** STATED TASK **
Reproduce all the lines below exactly and omit the images.

** GIVEN ENTRIES **
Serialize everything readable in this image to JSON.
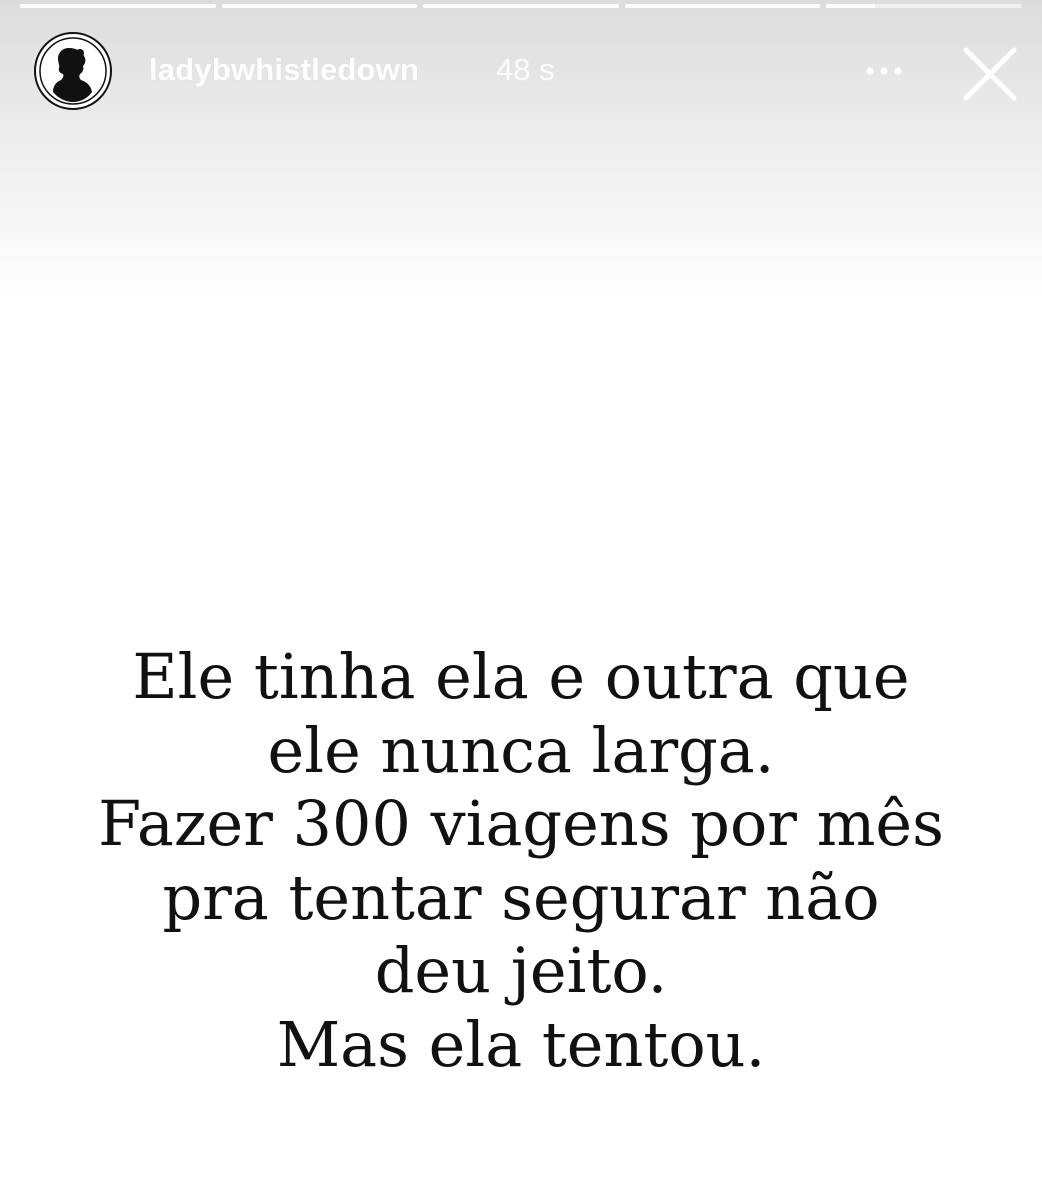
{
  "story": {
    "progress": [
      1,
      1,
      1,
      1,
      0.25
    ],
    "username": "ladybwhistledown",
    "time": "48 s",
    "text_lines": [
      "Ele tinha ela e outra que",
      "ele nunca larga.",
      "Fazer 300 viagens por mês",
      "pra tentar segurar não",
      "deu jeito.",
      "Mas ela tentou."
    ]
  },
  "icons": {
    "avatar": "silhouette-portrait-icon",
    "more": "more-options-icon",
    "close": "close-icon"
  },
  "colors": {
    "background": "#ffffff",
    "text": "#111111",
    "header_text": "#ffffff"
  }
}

** FULL ANSWER **
Serialize everything readable in this image to JSON.
{
  "story": {
    "progress": [
      1,
      1,
      1,
      1,
      0.25
    ],
    "username": "ladybwhistledown",
    "time": "48 s",
    "text_lines": [
      "Ele tinha ela e outra que",
      "ele nunca larga.",
      "Fazer 300 viagens por mês",
      "pra tentar segurar não",
      "deu jeito.",
      "Mas ela tentou."
    ]
  },
  "icons": {
    "avatar": "silhouette-portrait-icon",
    "more": "more-options-icon",
    "close": "close-icon"
  },
  "colors": {
    "background": "#ffffff",
    "text": "#111111",
    "header_text": "#ffffff"
  }
}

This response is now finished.